_ENTRIES_
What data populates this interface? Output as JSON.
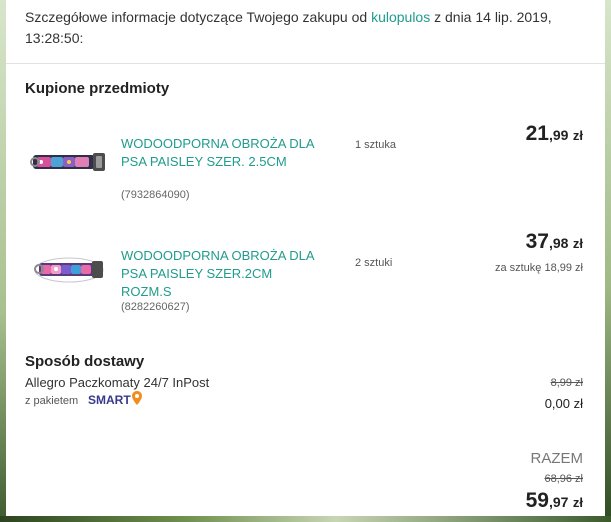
{
  "intro": {
    "text_before": "Szczegółowe informacje dotyczące Twojego zakupu od ",
    "seller": "kulopulos",
    "text_after": " z dnia 14 lip. 2019, 13:28:50:"
  },
  "purchased": {
    "title": "Kupione przedmioty",
    "items": [
      {
        "name": "WODOODPORNA OBROŻA DLA PSA PAISLEY SZER. 2.5CM",
        "id": "(7932864090)",
        "quantity": "1 sztuka",
        "price_int": "21",
        "price_dec": ",99",
        "currency": "zł",
        "unit_price": ""
      },
      {
        "name": "WODOODPORNA OBROŻA DLA PSA PAISLEY SZER.2CM ROZM.S",
        "id": "(8282260627)",
        "quantity": "2 sztuki",
        "price_int": "37",
        "price_dec": ",98",
        "currency": "zł",
        "unit_price": "za sztukę 18,99 zł"
      }
    ]
  },
  "delivery": {
    "title": "Sposób dostawy",
    "method": "Allegro Paczkomaty 24/7 InPost",
    "package_label": "z pakietem",
    "package_name": "SMART",
    "old_price": "8,99 zł",
    "price": "0,00 zł"
  },
  "summary": {
    "label": "RAZEM",
    "old_total": "68,96 zł",
    "total_int": "59",
    "total_dec": ",97",
    "currency": "zł"
  },
  "colors": {
    "accent_link": "#1f9c8c",
    "smart_logo": "#3a3a8c",
    "smart_pin": "#f28c1e"
  }
}
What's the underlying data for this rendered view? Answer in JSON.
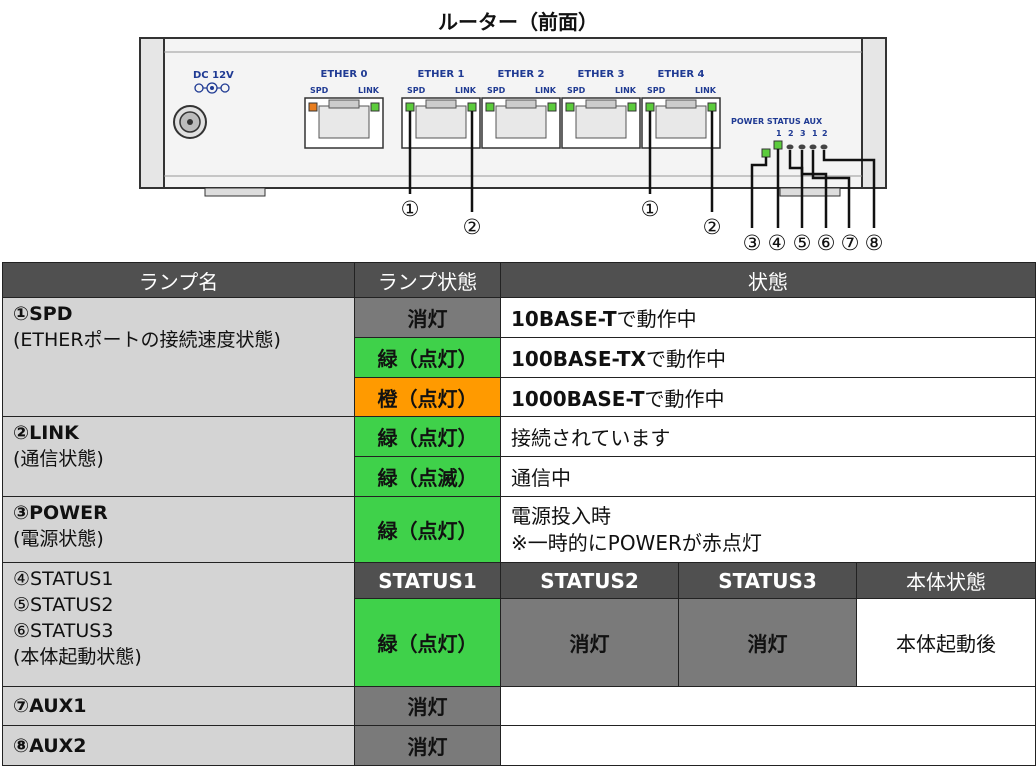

_REQUIRED TASK_
Copy out every line from the data above that has "OBROŻA" in it.

_OUTPUT FOR THIS TASK_
        "name": "WODOODPORNA OBROŻA DLA PSA PAISLEY SZER. 2.5CM",
        "name": "WODOODPORNA OBROŻA DLA PSA PAISLEY SZER.2CM ROZM.S",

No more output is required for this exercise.